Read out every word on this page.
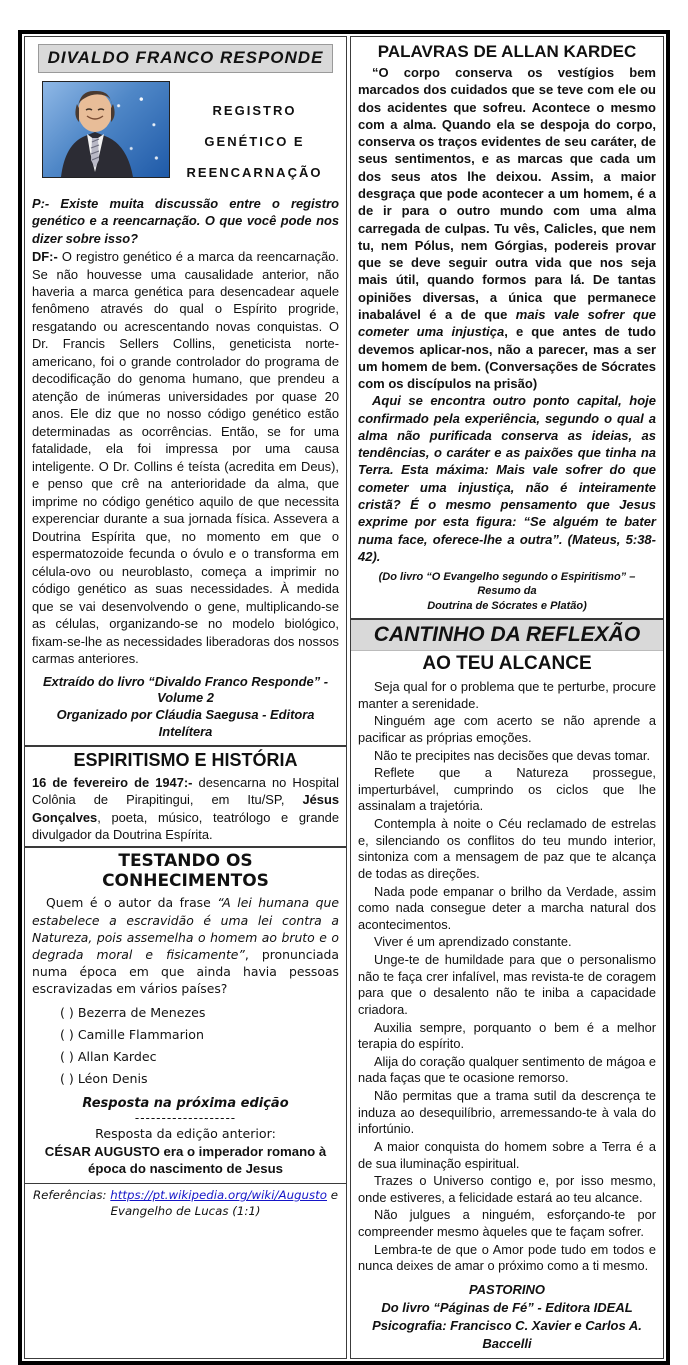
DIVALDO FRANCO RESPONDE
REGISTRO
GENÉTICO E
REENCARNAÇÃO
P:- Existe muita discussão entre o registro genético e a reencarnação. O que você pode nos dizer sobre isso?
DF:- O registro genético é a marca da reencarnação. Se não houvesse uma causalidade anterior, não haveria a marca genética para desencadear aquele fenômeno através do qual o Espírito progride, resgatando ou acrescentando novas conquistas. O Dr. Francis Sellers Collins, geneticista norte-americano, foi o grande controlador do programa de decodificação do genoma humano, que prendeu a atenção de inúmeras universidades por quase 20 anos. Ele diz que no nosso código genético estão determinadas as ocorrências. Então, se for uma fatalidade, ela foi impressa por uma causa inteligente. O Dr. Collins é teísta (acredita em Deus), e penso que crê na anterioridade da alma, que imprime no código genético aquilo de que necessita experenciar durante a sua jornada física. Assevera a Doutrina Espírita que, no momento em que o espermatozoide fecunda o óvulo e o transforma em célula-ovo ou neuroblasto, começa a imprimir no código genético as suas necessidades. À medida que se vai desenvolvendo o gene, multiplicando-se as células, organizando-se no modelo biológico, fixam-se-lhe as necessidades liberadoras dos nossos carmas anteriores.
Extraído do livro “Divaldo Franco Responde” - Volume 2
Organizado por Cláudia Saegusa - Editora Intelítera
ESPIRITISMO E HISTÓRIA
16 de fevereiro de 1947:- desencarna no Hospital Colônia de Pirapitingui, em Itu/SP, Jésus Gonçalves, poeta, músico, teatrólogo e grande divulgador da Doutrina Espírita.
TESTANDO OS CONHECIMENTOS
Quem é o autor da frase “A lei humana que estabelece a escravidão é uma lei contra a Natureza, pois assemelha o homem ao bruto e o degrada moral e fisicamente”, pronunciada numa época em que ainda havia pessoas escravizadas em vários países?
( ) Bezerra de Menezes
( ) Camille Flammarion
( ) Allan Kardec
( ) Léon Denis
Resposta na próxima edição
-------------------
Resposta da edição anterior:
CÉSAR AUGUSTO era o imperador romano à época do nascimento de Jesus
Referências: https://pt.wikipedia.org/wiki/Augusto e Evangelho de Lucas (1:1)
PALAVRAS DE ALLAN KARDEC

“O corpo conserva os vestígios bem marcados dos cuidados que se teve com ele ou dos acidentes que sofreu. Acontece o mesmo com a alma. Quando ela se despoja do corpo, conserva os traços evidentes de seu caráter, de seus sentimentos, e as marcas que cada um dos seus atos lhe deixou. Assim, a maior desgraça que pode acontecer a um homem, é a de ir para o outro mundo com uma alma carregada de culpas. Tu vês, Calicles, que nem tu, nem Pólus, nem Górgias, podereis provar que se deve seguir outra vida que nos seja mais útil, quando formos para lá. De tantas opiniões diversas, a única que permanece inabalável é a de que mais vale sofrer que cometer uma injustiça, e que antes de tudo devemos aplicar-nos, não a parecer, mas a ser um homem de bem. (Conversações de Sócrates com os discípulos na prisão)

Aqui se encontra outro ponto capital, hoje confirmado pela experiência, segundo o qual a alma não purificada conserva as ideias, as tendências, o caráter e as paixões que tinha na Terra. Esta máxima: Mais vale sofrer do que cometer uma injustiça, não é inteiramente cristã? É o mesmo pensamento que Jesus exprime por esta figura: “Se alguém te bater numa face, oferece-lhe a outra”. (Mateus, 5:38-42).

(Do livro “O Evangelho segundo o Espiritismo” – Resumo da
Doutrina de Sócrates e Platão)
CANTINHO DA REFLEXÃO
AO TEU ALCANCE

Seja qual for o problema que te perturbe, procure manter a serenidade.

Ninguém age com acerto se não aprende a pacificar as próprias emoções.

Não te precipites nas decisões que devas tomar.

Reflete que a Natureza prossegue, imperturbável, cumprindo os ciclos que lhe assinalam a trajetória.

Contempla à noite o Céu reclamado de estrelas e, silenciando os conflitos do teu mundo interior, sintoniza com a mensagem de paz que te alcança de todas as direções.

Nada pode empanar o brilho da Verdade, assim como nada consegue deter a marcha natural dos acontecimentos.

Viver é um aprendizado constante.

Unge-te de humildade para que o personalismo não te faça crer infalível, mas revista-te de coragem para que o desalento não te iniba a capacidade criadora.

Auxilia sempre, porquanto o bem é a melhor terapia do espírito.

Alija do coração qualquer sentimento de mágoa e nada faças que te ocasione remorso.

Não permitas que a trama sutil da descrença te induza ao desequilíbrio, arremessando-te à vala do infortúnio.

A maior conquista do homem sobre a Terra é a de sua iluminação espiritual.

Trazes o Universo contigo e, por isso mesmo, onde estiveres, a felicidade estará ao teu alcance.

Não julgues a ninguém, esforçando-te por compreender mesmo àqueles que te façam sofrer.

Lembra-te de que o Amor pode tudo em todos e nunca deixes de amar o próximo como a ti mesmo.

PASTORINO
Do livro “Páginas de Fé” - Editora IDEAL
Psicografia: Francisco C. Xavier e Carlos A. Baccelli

⁂

WHAT YOU SHOULD DO
Search the data and copy each line containing "Evangelho".

TASK OUTPUT
Referências: https://pt.wikipedia.org/wiki/Augusto e Evangelho de Lucas (1:1)
(Do livro “O Evangelho segundo o Espiritismo” – Resumo da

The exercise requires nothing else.